§ Written task
Here are some records; copy every line that holds the word "ванны".

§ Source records
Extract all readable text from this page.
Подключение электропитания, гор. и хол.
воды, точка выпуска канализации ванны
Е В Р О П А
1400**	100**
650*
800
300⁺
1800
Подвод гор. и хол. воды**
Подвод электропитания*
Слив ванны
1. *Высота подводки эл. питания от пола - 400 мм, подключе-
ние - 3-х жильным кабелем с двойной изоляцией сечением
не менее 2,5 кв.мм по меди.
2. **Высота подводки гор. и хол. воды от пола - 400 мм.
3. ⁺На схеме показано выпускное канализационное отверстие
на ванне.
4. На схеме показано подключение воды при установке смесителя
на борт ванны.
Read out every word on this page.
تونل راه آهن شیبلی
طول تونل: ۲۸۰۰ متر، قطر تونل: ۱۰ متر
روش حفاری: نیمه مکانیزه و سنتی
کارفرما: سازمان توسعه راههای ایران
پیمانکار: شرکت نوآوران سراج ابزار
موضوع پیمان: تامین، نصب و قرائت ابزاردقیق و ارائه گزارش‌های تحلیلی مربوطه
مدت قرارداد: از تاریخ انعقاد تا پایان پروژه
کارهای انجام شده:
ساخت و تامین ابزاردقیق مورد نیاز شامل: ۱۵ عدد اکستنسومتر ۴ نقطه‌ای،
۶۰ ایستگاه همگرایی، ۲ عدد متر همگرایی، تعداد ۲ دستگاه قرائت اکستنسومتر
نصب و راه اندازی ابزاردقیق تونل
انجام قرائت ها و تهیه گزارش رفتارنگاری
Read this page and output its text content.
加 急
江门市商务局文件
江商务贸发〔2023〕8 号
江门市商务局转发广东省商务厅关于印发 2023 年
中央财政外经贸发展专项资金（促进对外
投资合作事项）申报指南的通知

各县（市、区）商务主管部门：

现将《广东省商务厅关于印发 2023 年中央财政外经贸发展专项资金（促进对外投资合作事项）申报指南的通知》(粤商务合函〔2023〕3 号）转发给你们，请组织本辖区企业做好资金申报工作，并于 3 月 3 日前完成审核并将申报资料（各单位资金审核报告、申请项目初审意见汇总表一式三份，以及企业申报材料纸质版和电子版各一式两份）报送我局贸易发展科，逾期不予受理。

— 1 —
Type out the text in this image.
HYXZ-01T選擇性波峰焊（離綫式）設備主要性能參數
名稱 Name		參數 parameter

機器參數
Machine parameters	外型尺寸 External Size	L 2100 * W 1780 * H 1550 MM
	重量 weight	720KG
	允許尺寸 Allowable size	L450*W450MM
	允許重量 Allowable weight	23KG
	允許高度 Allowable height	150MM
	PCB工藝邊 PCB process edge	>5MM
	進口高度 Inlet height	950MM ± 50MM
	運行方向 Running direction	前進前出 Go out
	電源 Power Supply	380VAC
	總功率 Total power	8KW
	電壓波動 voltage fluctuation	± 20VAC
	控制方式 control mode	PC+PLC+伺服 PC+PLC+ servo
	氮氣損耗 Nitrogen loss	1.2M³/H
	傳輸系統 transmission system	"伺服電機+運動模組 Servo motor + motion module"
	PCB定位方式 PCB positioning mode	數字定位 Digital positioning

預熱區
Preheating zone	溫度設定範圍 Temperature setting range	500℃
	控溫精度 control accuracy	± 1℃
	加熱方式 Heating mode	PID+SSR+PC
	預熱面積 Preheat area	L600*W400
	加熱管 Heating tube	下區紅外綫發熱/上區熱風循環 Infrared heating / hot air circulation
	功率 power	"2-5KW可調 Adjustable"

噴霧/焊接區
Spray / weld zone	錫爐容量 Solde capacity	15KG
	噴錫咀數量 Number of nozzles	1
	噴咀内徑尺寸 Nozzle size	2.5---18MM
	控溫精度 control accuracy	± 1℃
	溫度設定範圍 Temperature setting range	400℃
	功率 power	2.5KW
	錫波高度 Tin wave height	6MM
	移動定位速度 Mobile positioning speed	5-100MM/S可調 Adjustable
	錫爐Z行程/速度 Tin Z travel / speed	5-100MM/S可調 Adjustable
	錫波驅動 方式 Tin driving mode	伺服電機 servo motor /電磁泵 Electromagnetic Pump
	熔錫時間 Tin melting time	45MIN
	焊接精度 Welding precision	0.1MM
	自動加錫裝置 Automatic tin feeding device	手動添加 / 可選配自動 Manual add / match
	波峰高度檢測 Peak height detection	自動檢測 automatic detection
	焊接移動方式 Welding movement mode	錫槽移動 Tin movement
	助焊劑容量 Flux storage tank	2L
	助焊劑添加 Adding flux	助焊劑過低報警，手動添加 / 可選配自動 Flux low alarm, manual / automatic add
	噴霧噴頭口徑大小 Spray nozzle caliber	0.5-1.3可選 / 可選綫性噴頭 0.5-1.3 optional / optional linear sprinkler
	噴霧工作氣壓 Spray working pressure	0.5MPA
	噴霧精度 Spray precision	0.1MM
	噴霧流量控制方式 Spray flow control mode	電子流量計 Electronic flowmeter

§ Final result
воды, точка выпуска канализации ванны
Слив ванны
на борт ванны.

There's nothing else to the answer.